### Stated exercise
Every entry below should be transcribed exactly; pictures stay out of the copy.

---

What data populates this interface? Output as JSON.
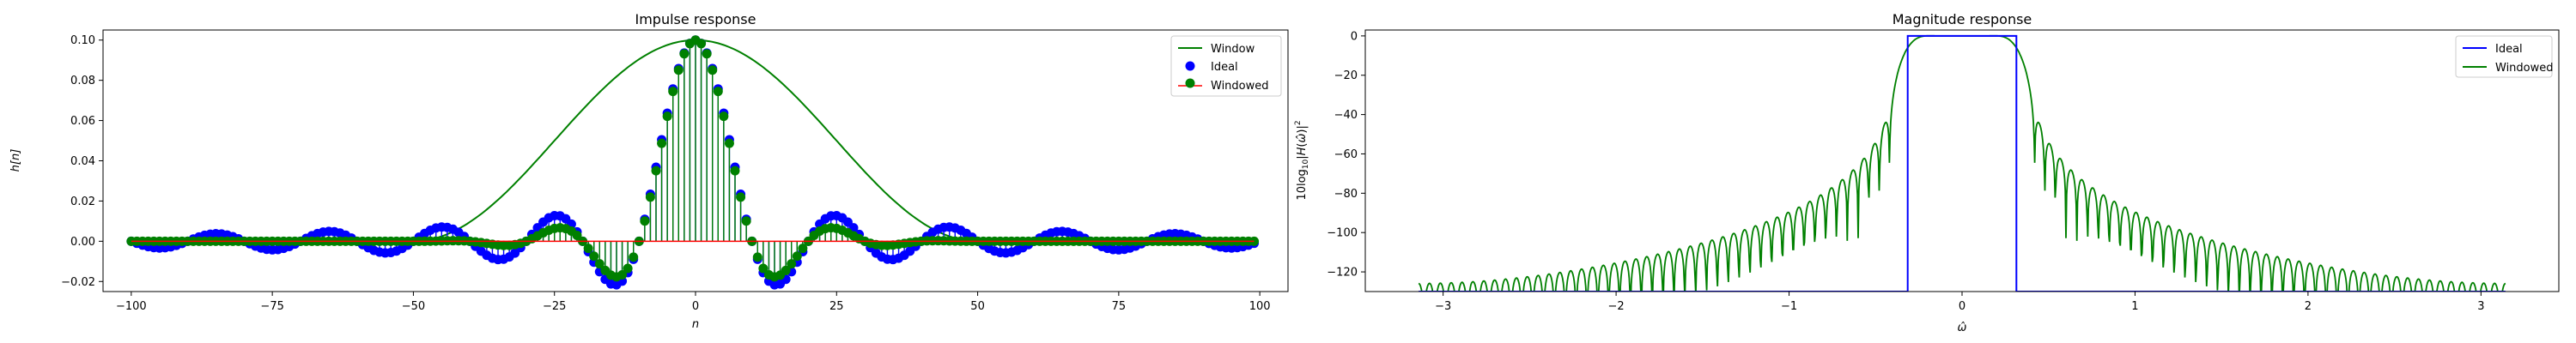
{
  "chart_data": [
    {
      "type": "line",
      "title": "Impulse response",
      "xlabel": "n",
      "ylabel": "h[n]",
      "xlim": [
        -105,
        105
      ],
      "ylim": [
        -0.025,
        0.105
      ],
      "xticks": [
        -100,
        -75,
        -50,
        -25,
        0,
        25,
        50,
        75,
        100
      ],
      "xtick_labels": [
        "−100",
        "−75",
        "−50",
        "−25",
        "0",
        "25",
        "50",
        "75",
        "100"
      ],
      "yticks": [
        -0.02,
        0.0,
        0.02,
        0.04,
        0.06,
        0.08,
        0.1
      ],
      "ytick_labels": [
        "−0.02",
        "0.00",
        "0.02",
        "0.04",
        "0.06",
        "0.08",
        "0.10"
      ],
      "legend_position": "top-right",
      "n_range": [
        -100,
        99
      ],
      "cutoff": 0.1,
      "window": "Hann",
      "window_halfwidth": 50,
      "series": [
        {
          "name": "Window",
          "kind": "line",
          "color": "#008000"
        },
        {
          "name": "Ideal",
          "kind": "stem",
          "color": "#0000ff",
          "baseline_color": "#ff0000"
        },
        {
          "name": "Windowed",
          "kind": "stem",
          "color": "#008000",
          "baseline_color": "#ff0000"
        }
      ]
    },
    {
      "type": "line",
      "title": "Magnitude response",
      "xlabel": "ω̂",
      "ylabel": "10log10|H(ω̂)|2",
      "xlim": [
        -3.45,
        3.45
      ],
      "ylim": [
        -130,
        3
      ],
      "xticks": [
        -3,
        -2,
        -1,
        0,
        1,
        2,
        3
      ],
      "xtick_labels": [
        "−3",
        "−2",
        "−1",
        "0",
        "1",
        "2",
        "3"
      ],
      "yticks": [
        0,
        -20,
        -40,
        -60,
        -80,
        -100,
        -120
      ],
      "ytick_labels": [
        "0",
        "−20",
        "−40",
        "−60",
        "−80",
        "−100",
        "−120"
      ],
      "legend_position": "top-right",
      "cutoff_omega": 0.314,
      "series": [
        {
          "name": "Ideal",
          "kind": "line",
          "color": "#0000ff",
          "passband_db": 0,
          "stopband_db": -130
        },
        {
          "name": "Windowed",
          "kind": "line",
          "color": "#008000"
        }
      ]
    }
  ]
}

---

### Full output
What data populates this interface? Output as JSON.
{
  "chart_data": [
    {
      "type": "line",
      "title": "Impulse response",
      "xlabel": "n",
      "ylabel": "h[n]",
      "xlim": [
        -105,
        105
      ],
      "ylim": [
        -0.025,
        0.105
      ],
      "xticks": [
        -100,
        -75,
        -50,
        -25,
        0,
        25,
        50,
        75,
        100
      ],
      "xtick_labels": [
        "−100",
        "−75",
        "−50",
        "−25",
        "0",
        "25",
        "50",
        "75",
        "100"
      ],
      "yticks": [
        -0.02,
        0.0,
        0.02,
        0.04,
        0.06,
        0.08,
        0.1
      ],
      "ytick_labels": [
        "−0.02",
        "0.00",
        "0.02",
        "0.04",
        "0.06",
        "0.08",
        "0.10"
      ],
      "legend_position": "top-right",
      "n_range": [
        -100,
        99
      ],
      "cutoff": 0.1,
      "window": "Hann",
      "window_halfwidth": 50,
      "series": [
        {
          "name": "Window",
          "kind": "line",
          "color": "#008000"
        },
        {
          "name": "Ideal",
          "kind": "stem",
          "color": "#0000ff",
          "baseline_color": "#ff0000"
        },
        {
          "name": "Windowed",
          "kind": "stem",
          "color": "#008000",
          "baseline_color": "#ff0000"
        }
      ]
    },
    {
      "type": "line",
      "title": "Magnitude response",
      "xlabel": "ω̂",
      "ylabel": "10log10|H(ω̂)|2",
      "xlim": [
        -3.45,
        3.45
      ],
      "ylim": [
        -130,
        3
      ],
      "xticks": [
        -3,
        -2,
        -1,
        0,
        1,
        2,
        3
      ],
      "xtick_labels": [
        "−3",
        "−2",
        "−1",
        "0",
        "1",
        "2",
        "3"
      ],
      "yticks": [
        0,
        -20,
        -40,
        -60,
        -80,
        -100,
        -120
      ],
      "ytick_labels": [
        "0",
        "−20",
        "−40",
        "−60",
        "−80",
        "−100",
        "−120"
      ],
      "legend_position": "top-right",
      "cutoff_omega": 0.314,
      "series": [
        {
          "name": "Ideal",
          "kind": "line",
          "color": "#0000ff",
          "passband_db": 0,
          "stopband_db": -130
        },
        {
          "name": "Windowed",
          "kind": "line",
          "color": "#008000"
        }
      ]
    }
  ]
}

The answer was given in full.